## Requirement
Gather each line of the records where "Poor" appears.

Start of Input material

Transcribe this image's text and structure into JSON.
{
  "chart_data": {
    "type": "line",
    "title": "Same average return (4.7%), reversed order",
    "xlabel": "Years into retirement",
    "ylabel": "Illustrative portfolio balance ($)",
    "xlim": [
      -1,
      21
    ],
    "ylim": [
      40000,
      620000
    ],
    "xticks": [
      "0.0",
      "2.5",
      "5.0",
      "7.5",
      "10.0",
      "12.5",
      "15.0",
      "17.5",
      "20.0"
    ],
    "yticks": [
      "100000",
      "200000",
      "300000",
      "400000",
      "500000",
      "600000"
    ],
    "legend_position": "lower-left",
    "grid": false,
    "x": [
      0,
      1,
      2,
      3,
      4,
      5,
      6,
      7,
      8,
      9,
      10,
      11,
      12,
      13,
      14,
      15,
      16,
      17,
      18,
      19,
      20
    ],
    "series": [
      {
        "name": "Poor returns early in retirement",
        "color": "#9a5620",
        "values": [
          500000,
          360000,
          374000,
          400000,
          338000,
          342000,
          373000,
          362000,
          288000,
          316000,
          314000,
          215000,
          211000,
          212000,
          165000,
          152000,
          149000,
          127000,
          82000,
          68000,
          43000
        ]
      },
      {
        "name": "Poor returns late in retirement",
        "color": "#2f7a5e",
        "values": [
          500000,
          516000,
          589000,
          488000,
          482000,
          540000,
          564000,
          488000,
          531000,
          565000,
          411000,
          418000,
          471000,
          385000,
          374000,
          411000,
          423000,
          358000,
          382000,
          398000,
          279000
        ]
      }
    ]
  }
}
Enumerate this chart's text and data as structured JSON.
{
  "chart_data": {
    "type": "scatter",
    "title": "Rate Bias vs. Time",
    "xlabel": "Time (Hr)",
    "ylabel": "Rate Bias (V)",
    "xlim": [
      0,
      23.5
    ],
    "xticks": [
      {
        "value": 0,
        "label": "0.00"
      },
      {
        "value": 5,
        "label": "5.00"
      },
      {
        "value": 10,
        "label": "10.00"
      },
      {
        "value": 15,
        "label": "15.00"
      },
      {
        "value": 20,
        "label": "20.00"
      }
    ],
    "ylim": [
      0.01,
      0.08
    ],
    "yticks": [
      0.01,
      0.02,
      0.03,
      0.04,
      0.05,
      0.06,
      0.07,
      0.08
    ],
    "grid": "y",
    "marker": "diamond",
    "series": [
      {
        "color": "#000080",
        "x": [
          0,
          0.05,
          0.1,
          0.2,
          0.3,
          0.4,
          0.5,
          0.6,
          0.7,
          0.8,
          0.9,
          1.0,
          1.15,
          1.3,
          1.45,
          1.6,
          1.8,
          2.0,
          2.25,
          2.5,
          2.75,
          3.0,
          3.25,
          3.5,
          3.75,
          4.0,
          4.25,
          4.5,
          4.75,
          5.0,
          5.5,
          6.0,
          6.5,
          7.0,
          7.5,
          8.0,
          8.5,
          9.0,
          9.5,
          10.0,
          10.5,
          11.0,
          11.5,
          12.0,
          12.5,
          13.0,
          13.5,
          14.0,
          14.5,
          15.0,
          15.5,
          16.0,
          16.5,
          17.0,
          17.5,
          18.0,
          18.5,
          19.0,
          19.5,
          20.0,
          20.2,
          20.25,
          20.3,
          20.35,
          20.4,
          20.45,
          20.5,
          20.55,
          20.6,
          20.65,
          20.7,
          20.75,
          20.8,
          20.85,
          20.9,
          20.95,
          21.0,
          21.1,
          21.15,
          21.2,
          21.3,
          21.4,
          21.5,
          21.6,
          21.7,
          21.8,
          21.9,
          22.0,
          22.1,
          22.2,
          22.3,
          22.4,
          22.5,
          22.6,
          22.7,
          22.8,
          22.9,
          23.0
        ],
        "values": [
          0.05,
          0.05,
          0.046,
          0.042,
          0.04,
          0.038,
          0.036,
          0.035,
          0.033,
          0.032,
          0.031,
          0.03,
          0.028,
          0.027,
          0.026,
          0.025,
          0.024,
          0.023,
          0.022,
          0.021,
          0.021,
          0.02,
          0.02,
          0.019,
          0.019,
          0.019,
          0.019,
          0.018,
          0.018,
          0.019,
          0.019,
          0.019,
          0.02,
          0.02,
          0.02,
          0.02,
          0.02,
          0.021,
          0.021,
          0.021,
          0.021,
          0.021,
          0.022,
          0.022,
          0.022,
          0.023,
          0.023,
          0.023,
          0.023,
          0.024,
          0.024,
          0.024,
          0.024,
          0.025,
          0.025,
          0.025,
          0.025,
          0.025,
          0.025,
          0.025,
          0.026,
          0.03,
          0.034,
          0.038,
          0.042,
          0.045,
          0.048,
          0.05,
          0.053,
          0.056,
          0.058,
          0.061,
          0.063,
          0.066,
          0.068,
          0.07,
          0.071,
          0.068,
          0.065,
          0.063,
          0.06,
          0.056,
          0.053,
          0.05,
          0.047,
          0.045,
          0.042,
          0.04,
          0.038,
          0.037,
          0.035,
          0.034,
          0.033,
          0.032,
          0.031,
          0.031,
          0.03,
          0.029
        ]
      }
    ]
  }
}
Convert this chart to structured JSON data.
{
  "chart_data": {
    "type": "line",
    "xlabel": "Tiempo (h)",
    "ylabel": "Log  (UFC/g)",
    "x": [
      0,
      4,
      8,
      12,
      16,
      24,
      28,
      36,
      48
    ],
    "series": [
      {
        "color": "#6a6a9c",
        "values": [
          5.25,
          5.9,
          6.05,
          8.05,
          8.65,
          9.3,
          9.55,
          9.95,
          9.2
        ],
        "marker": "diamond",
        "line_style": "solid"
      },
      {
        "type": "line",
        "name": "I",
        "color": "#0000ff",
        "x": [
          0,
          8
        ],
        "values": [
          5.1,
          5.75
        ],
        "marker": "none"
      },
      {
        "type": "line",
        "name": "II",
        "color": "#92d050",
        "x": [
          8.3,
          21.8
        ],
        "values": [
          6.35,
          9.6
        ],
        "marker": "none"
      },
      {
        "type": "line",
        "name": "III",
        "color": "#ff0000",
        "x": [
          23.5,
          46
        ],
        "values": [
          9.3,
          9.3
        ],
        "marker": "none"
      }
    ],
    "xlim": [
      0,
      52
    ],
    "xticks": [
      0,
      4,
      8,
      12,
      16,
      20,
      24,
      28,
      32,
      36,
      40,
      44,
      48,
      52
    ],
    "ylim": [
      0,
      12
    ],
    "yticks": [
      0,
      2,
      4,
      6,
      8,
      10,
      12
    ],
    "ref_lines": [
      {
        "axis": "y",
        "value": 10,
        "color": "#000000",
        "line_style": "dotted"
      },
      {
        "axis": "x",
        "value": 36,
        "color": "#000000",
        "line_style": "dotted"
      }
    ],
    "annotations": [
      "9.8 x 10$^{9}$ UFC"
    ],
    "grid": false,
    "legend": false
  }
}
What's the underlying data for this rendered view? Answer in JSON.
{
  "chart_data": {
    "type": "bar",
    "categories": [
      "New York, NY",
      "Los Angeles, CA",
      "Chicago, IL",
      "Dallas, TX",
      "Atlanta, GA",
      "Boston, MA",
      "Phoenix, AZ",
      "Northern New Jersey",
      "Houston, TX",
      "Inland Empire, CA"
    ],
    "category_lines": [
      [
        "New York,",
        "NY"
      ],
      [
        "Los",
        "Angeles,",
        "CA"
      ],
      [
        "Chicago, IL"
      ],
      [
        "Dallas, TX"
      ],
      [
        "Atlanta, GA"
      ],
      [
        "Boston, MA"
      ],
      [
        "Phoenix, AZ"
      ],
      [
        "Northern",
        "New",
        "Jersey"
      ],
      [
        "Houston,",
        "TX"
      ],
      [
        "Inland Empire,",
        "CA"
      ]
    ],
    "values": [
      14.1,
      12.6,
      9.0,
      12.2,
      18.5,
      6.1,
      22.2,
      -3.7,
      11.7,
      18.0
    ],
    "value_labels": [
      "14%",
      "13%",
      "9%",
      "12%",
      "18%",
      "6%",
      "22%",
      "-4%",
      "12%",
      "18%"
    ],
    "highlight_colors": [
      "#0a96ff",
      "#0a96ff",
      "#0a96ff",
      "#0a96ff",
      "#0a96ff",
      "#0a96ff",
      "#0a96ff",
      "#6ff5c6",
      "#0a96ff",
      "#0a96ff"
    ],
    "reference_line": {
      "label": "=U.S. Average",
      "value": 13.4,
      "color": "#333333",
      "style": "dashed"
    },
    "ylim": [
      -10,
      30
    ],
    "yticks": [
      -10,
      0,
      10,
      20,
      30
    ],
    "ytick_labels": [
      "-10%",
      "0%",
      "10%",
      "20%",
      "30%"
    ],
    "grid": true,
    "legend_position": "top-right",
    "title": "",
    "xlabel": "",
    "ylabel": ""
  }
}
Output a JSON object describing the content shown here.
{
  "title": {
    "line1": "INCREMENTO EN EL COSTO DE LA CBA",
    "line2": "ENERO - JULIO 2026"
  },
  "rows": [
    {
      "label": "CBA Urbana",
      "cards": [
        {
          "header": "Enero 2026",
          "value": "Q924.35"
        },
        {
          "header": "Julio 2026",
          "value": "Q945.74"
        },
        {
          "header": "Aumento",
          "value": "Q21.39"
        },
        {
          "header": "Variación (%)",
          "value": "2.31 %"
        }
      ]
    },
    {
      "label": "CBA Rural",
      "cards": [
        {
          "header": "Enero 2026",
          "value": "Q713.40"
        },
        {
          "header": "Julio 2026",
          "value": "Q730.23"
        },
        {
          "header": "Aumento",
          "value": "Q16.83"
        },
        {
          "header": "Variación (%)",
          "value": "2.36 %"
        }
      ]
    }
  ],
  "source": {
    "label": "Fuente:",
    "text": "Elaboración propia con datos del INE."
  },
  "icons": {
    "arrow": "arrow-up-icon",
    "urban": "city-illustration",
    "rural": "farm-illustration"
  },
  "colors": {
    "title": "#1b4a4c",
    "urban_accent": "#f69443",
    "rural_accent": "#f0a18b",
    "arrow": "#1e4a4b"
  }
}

End of Input material

## Reply
        "name": "Poor returns early in retirement",
        "name": "Poor returns late in retirement",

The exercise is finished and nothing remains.